PROBLEM DETAILS ▸
Lay out the records below as a Markdown table with the columns "Row" and "Line". Give each non-blank line its own numbered row.

start

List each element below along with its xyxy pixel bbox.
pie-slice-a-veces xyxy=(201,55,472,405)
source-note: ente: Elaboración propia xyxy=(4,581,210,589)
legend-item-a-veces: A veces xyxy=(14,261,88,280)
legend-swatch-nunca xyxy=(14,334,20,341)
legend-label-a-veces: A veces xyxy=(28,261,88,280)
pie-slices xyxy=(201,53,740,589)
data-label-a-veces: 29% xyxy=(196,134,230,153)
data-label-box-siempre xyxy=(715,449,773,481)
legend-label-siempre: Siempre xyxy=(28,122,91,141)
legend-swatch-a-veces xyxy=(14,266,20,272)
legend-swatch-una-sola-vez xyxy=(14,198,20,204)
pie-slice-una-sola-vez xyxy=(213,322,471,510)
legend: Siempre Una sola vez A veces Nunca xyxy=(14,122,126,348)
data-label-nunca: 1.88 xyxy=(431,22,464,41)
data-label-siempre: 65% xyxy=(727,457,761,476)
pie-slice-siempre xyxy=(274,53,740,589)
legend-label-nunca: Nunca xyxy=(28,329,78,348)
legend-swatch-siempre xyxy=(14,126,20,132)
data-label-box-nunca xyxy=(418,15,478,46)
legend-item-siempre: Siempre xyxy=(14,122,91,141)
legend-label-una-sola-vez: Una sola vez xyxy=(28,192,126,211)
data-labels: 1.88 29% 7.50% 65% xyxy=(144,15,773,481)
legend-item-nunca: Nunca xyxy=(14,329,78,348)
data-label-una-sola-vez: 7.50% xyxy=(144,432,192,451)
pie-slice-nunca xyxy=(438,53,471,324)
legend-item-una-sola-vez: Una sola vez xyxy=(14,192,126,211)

end

WRITTEN RESPONSE ▸
| Row | Line |
|---|---|
| 1 | List each element below along with its xyxy pixel bbox. |
| 2 | pie-slice-a-veces xyxy=(201,55,472,405) |
| 3 | source-note: ente: Elaboración propia xyxy=(4,581,210,589) |
| 4 | legend-item-a-veces: A veces xyxy=(14,261,88,280) |
| 5 | legend-swatch-nunca xyxy=(14,334,20,341) |
| 6 | legend-label-a-veces: A veces xyxy=(28,261,88,280) |
| 7 | pie-slices xyxy=(201,53,740,589) |
| 8 | data-label-a-veces: 29% xyxy=(196,134,230,153) |
| 9 | data-label-box-siempre xyxy=(715,449,773,481) |
| 10 | legend-label-siempre: Siempre xyxy=(28,122,91,141) |
| 11 | legend-swatch-a-veces xyxy=(14,266,20,272) |
| 12 | legend-swatch-una-sola-vez xyxy=(14,198,20,204) |
| 13 | pie-slice-una-sola-vez xyxy=(213,322,471,510) |
| 14 | legend: Siempre Una sola vez A veces Nunca xyxy=(14,122,126,348) |
| 15 | data-label-nunca: 1.88 xyxy=(431,22,464,41) |
| 16 | data-label-siempre: 65% xyxy=(727,457,761,476) |
| 17 | pie-slice-siempre xyxy=(274,53,740,589) |
| 18 | legend-label-nunca: Nunca xyxy=(28,329,78,348) |
| 19 | legend-swatch-siempre xyxy=(14,126,20,132) |
| 20 | data-label-box-nunca xyxy=(418,15,478,46) |
| 21 | legend-item-siempre: Siempre xyxy=(14,122,91,141) |
| 22 | legend-label-una-sola-vez: Una sola vez xyxy=(28,192,126,211) |
| 23 | data-labels: 1.88 29% 7.50% 65% xyxy=(144,15,773,481) |
| 24 | legend-item-nunca: Nunca xyxy=(14,329,78,348) |
| 25 | data-label-una-sola-vez: 7.50% xyxy=(144,432,192,451) |
| 26 | pie-slice-nunca xyxy=(438,53,471,324) |
| 27 | legend-item-una-sola-vez: Una sola vez xyxy=(14,192,126,211) |